-- BEGIN Extracted data --
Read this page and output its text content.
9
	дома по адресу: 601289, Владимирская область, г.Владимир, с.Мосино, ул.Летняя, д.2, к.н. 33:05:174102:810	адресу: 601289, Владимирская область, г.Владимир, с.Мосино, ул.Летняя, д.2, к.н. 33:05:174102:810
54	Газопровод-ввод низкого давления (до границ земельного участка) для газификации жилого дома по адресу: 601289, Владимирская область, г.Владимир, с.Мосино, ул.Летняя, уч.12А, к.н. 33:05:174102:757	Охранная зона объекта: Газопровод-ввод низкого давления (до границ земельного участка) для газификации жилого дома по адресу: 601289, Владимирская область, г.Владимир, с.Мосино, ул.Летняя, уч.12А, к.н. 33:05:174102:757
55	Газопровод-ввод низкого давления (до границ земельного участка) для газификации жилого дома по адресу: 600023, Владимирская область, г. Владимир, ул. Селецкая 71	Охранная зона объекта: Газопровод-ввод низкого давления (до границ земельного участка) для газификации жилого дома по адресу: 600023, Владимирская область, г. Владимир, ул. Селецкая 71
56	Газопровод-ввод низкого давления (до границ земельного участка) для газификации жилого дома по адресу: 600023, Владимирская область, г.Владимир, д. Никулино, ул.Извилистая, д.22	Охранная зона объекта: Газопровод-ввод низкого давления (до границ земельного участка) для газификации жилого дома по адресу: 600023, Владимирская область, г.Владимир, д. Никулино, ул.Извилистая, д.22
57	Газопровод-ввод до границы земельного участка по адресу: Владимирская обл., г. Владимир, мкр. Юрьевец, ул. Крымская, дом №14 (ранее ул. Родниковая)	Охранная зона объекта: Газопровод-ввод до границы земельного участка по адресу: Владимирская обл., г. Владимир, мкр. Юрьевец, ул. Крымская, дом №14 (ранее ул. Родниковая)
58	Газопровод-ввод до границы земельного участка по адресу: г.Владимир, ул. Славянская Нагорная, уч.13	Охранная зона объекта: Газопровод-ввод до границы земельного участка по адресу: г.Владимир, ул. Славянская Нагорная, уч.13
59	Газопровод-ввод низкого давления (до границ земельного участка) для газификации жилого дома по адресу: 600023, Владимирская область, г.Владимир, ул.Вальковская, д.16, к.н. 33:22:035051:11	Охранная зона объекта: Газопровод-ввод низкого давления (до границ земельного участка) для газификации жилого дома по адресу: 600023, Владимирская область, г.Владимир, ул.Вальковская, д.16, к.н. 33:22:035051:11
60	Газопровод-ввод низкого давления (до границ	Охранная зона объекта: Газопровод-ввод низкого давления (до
-- END Extracted data --
## Stated exercise
Search the entries for "границы" and copy out each line that has it.

## Response below
57	Газопровод-ввод до границы земельного участка по адресу: Владимирская обл., г. Владимир, мкр. Юрьевец, ул. Крымская, дом №14 (ранее ул. Родниковая)	Охранная зона объекта: Газопровод-ввод до границы земельного участка по адресу: Владимирская обл., г. Владимир, мкр. Юрьевец, ул. Крымская, дом №14 (ранее ул. Родниковая)
58	Газопровод-ввод до границы земельного участка по адресу: г.Владимир, ул. Славянская Нагорная, уч.13	Охранная зона объекта: Газопровод-ввод до границы земельного участка по адресу: г.Владимир, ул. Славянская Нагорная, уч.13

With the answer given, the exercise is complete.